▸ **WRITTEN TASK**
Your task is to transcribe all of the data below exactly, omitting the images.

Recorded data:
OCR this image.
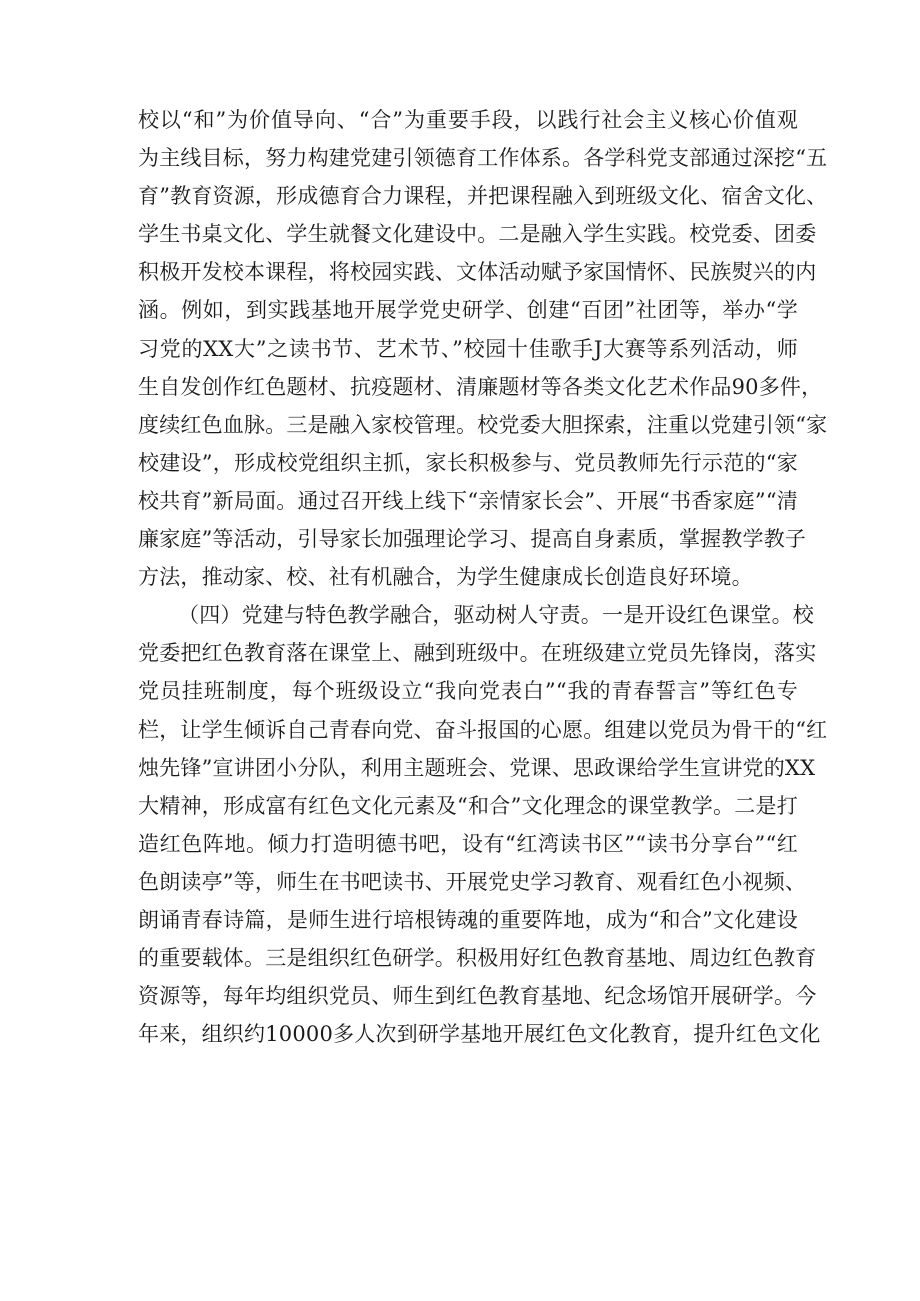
校以“和”为价值导向、“合”为重要手段，以践行社会主义核心价值观
为主线目标，努力构建党建引领德育工作体系。各学科党支部通过深挖“五
育”教育资源，形成德育合力课程，并把课程融入到班级文化、宿舍文化、
学生书桌文化、学生就餐文化建设中。二是融入学生实践。校党委、团委
积极开发校本课程，将校园实践、文体活动赋予家国情怀、民族熨兴的内
涵。例如，到实践基地开展学党史研学、创建“百团”社团等，举办“学
习党的XX大”之读书节、艺术节、”校园十佳歌手J大赛等系列活动，师
生自发创作红色题材、抗疫题材、清廉题材等各类文化艺术作品90多件，
度续红色血脉。三是融入家校管理。校党委大胆探索，注重以党建引领“家
校建设”，形成校党组织主抓，家长积极参与、党员教师先行示范的“家
校共育”新局面。通过召开线上线下“亲情家长会”、开展“书香家庭”“清
廉家庭”等活动，引导家长加强理论学习、提高自身素质，掌握教学教子
方法，推动家、校、社有机融合，为学生健康成长创造良好环境。
（四）党建与特色教学融合，驱动树人守责。一是开设红色课堂。校
党委把红色教育落在课堂上、融到班级中。在班级建立党员先锋岗，落实
党员挂班制度，每个班级设立“我向党表白”“我的青春誓言”等红色专
栏，让学生倾诉自己青春向党、奋斗报国的心愿。组建以党员为骨干的“红
烛先锋”宣讲团小分队，利用主题班会、党课、思政课给学生宣讲党的XX
大精神，形成富有红色文化元素及“和合”文化理念的课堂教学。二是打
造红色阵地。倾力打造明德书吧，设有“红湾读书区”“读书分享台”“红
色朗读亭”等，师生在书吧读书、开展党史学习教育、观看红色小视频、
朗诵青春诗篇，是师生进行培根铸魂的重要阵地，成为“和合”文化建设
的重要载体。三是组织红色研学。积极用好红色教育基地、周边红色教育
资源等，每年均组织党员、师生到红色教育基地、纪念场馆开展研学。今
年来，组织约10000多人次到研学基地开展红色文化教育，提升红色文化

▸ **PROBLEM SOLUTION**
OCR this image.
校以“和”为价值导向、“合”为重要手段，以践行社会主义核心价值观
为主线目标，努力构建党建引领德育工作体系。各学科党支部通过深挖“五
育”教育资源，形成德育合力课程，并把课程融入到班级文化、宿舍文化、
学生书桌文化、学生就餐文化建设中。二是融入学生实践。校党委、团委
积极开发校本课程，将校园实践、文体活动赋予家国情怀、民族熨兴的内
涵。例如，到实践基地开展学党史研学、创建“百团”社团等，举办“学
习党的XX大”之读书节、艺术节、”校园十佳歌手J大赛等系列活动，师
生自发创作红色题材、抗疫题材、清廉题材等各类文化艺术作品90多件，
度续红色血脉。三是融入家校管理。校党委大胆探索，注重以党建引领“家
校建设”，形成校党组织主抓，家长积极参与、党员教师先行示范的“家
校共育”新局面。通过召开线上线下“亲情家长会”、开展“书香家庭”“清
廉家庭”等活动，引导家长加强理论学习、提高自身素质，掌握教学教子
方法，推动家、校、社有机融合，为学生健康成长创造良好环境。
（四）党建与特色教学融合，驱动树人守责。一是开设红色课堂。校
党委把红色教育落在课堂上、融到班级中。在班级建立党员先锋岗，落实
党员挂班制度，每个班级设立“我向党表白”“我的青春誓言”等红色专
栏，让学生倾诉自己青春向党、奋斗报国的心愿。组建以党员为骨干的“红
烛先锋”宣讲团小分队，利用主题班会、党课、思政课给学生宣讲党的XX
大精神，形成富有红色文化元素及“和合”文化理念的课堂教学。二是打
造红色阵地。倾力打造明德书吧，设有“红湾读书区”“读书分享台”“红
色朗读亭”等，师生在书吧读书、开展党史学习教育、观看红色小视频、
朗诵青春诗篇，是师生进行培根铸魂的重要阵地，成为“和合”文化建设
的重要载体。三是组织红色研学。积极用好红色教育基地、周边红色教育
资源等，每年均组织党员、师生到红色教育基地、纪念场馆开展研学。今
年来，组织约10000多人次到研学基地开展红色文化教育，提升红色文化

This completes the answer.